Copy out the listing in full, exactly as written, but not its pictures.

Given records —
□ □ □ □ □ □ □
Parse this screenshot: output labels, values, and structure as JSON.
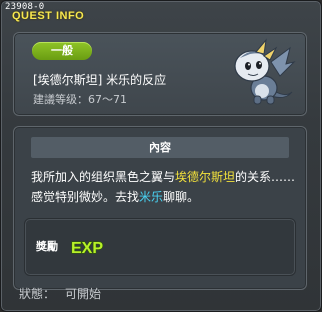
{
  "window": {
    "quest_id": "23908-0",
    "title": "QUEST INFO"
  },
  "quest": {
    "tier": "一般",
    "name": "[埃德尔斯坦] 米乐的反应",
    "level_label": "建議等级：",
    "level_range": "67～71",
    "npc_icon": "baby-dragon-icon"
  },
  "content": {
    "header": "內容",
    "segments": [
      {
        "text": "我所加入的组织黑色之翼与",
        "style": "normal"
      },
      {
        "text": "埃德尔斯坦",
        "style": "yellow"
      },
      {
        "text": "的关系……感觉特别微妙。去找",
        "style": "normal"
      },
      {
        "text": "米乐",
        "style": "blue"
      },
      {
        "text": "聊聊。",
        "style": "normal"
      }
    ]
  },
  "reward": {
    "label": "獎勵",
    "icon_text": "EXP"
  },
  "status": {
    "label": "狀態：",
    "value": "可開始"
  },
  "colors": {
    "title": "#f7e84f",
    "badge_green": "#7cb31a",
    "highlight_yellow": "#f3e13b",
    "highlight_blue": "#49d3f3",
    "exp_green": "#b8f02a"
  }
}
□ □ □ □ □ □ □
In response —
Parse this screenshot: output labels, values, and structure as JSON.
{
  "window": {
    "quest_id": "23908-0",
    "title": "QUEST INFO"
  },
  "quest": {
    "tier": "一般",
    "name": "[埃德尔斯坦] 米乐的反应",
    "level_label": "建議等级：",
    "level_range": "67～71",
    "npc_icon": "baby-dragon-icon"
  },
  "content": {
    "header": "內容",
    "segments": [
      {
        "text": "我所加入的组织黑色之翼与",
        "style": "normal"
      },
      {
        "text": "埃德尔斯坦",
        "style": "yellow"
      },
      {
        "text": "的关系……感觉特别微妙。去找",
        "style": "normal"
      },
      {
        "text": "米乐",
        "style": "blue"
      },
      {
        "text": "聊聊。",
        "style": "normal"
      }
    ]
  },
  "reward": {
    "label": "獎勵",
    "icon_text": "EXP"
  },
  "status": {
    "label": "狀態：",
    "value": "可開始"
  },
  "colors": {
    "title": "#f7e84f",
    "badge_green": "#7cb31a",
    "highlight_yellow": "#f3e13b",
    "highlight_blue": "#49d3f3",
    "exp_green": "#b8f02a"
  }
}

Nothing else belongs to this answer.